OBJECTIVE. Print every entry word for word, but omit the pictures.

Dataset records on visual material:
>>>

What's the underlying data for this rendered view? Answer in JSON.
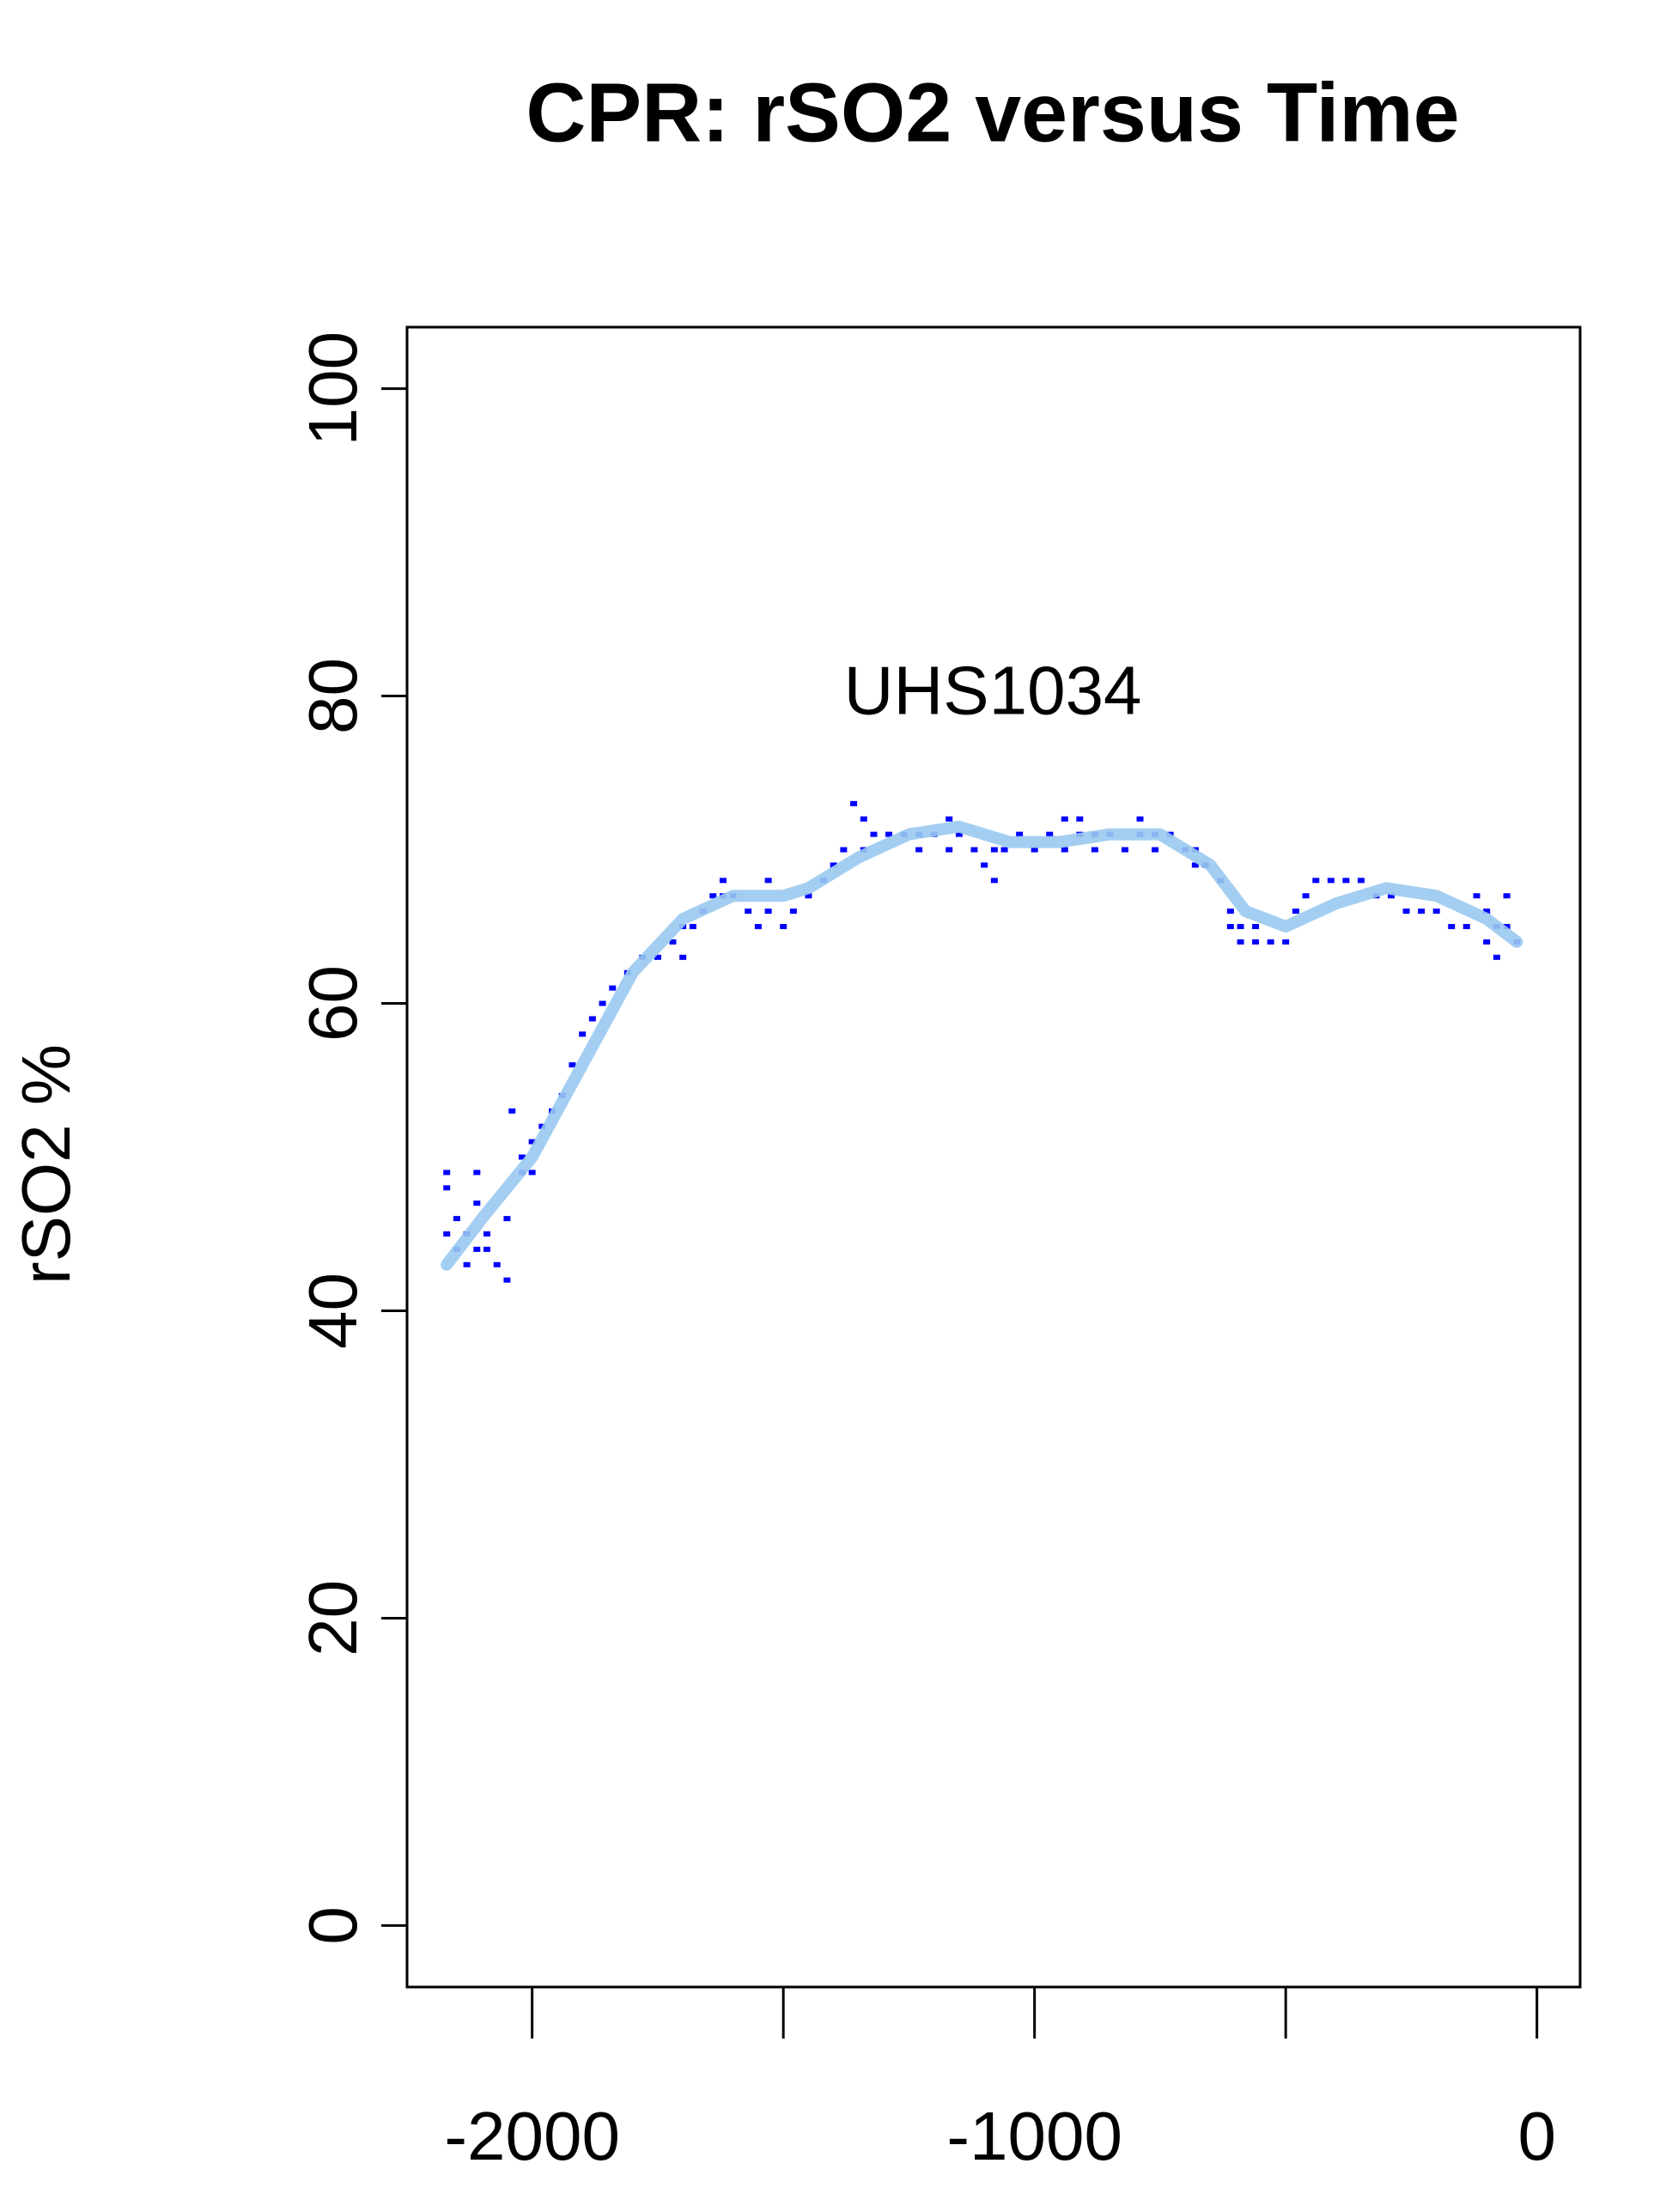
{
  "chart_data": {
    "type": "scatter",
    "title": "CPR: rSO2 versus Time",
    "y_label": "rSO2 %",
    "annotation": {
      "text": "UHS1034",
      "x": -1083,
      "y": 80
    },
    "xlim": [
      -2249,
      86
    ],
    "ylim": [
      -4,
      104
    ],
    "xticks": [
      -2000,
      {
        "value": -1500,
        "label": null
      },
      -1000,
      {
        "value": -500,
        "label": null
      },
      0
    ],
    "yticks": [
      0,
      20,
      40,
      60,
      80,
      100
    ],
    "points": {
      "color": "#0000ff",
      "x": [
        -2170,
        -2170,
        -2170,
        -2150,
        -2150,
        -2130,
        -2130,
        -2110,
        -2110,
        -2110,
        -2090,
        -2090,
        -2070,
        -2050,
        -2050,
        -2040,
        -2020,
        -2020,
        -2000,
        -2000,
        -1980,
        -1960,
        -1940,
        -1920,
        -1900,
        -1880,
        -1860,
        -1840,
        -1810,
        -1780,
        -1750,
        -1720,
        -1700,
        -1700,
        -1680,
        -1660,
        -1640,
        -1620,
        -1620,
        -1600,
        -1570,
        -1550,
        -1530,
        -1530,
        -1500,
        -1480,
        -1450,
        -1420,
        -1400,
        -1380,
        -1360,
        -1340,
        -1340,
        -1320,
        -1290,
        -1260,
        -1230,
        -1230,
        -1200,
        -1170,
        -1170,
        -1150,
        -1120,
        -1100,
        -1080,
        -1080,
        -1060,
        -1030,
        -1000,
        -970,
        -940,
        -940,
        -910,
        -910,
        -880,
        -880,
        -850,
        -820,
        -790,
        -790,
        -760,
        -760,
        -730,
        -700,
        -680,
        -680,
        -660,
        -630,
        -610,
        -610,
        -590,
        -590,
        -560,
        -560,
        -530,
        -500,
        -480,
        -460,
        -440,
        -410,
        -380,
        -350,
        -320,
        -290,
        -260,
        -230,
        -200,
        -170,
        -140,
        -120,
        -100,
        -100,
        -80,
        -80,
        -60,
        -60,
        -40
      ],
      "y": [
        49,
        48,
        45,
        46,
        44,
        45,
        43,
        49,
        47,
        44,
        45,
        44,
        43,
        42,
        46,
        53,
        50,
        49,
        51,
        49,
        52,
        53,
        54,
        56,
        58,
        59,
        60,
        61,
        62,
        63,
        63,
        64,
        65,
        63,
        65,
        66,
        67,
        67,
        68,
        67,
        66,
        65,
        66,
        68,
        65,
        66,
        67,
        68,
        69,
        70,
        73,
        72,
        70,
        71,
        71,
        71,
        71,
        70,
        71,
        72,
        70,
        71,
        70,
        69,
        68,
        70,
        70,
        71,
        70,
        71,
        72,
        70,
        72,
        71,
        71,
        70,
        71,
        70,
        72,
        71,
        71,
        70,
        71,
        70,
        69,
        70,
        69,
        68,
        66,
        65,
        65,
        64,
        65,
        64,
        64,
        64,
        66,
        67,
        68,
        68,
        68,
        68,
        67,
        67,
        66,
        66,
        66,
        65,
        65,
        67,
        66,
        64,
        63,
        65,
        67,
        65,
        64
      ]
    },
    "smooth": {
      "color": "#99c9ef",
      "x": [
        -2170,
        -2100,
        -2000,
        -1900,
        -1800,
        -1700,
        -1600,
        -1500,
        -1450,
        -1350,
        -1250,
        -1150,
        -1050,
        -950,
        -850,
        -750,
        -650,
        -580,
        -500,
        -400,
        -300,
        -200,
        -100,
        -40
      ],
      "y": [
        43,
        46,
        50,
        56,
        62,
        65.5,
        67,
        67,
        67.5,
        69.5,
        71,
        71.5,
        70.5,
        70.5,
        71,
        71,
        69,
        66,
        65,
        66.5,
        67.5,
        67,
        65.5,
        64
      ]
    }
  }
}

<<<

IN RESPONSE.
What's the underlying data for this rendered view? Answer in JSON.
{
  "chart_data": {
    "type": "scatter",
    "title": "CPR: rSO2 versus Time",
    "y_label": "rSO2 %",
    "annotation": {
      "text": "UHS1034",
      "x": -1083,
      "y": 80
    },
    "xlim": [
      -2249,
      86
    ],
    "ylim": [
      -4,
      104
    ],
    "xticks": [
      -2000,
      {
        "value": -1500,
        "label": null
      },
      -1000,
      {
        "value": -500,
        "label": null
      },
      0
    ],
    "yticks": [
      0,
      20,
      40,
      60,
      80,
      100
    ],
    "points": {
      "color": "#0000ff",
      "x": [
        -2170,
        -2170,
        -2170,
        -2150,
        -2150,
        -2130,
        -2130,
        -2110,
        -2110,
        -2110,
        -2090,
        -2090,
        -2070,
        -2050,
        -2050,
        -2040,
        -2020,
        -2020,
        -2000,
        -2000,
        -1980,
        -1960,
        -1940,
        -1920,
        -1900,
        -1880,
        -1860,
        -1840,
        -1810,
        -1780,
        -1750,
        -1720,
        -1700,
        -1700,
        -1680,
        -1660,
        -1640,
        -1620,
        -1620,
        -1600,
        -1570,
        -1550,
        -1530,
        -1530,
        -1500,
        -1480,
        -1450,
        -1420,
        -1400,
        -1380,
        -1360,
        -1340,
        -1340,
        -1320,
        -1290,
        -1260,
        -1230,
        -1230,
        -1200,
        -1170,
        -1170,
        -1150,
        -1120,
        -1100,
        -1080,
        -1080,
        -1060,
        -1030,
        -1000,
        -970,
        -940,
        -940,
        -910,
        -910,
        -880,
        -880,
        -850,
        -820,
        -790,
        -790,
        -760,
        -760,
        -730,
        -700,
        -680,
        -680,
        -660,
        -630,
        -610,
        -610,
        -590,
        -590,
        -560,
        -560,
        -530,
        -500,
        -480,
        -460,
        -440,
        -410,
        -380,
        -350,
        -320,
        -290,
        -260,
        -230,
        -200,
        -170,
        -140,
        -120,
        -100,
        -100,
        -80,
        -80,
        -60,
        -60,
        -40
      ],
      "y": [
        49,
        48,
        45,
        46,
        44,
        45,
        43,
        49,
        47,
        44,
        45,
        44,
        43,
        42,
        46,
        53,
        50,
        49,
        51,
        49,
        52,
        53,
        54,
        56,
        58,
        59,
        60,
        61,
        62,
        63,
        63,
        64,
        65,
        63,
        65,
        66,
        67,
        67,
        68,
        67,
        66,
        65,
        66,
        68,
        65,
        66,
        67,
        68,
        69,
        70,
        73,
        72,
        70,
        71,
        71,
        71,
        71,
        70,
        71,
        72,
        70,
        71,
        70,
        69,
        68,
        70,
        70,
        71,
        70,
        71,
        72,
        70,
        72,
        71,
        71,
        70,
        71,
        70,
        72,
        71,
        71,
        70,
        71,
        70,
        69,
        70,
        69,
        68,
        66,
        65,
        65,
        64,
        65,
        64,
        64,
        64,
        66,
        67,
        68,
        68,
        68,
        68,
        67,
        67,
        66,
        66,
        66,
        65,
        65,
        67,
        66,
        64,
        63,
        65,
        67,
        65,
        64
      ]
    },
    "smooth": {
      "color": "#99c9ef",
      "x": [
        -2170,
        -2100,
        -2000,
        -1900,
        -1800,
        -1700,
        -1600,
        -1500,
        -1450,
        -1350,
        -1250,
        -1150,
        -1050,
        -950,
        -850,
        -750,
        -650,
        -580,
        -500,
        -400,
        -300,
        -200,
        -100,
        -40
      ],
      "y": [
        43,
        46,
        50,
        56,
        62,
        65.5,
        67,
        67,
        67.5,
        69.5,
        71,
        71.5,
        70.5,
        70.5,
        71,
        71,
        69,
        66,
        65,
        66.5,
        67.5,
        67,
        65.5,
        64
      ]
    }
  }
}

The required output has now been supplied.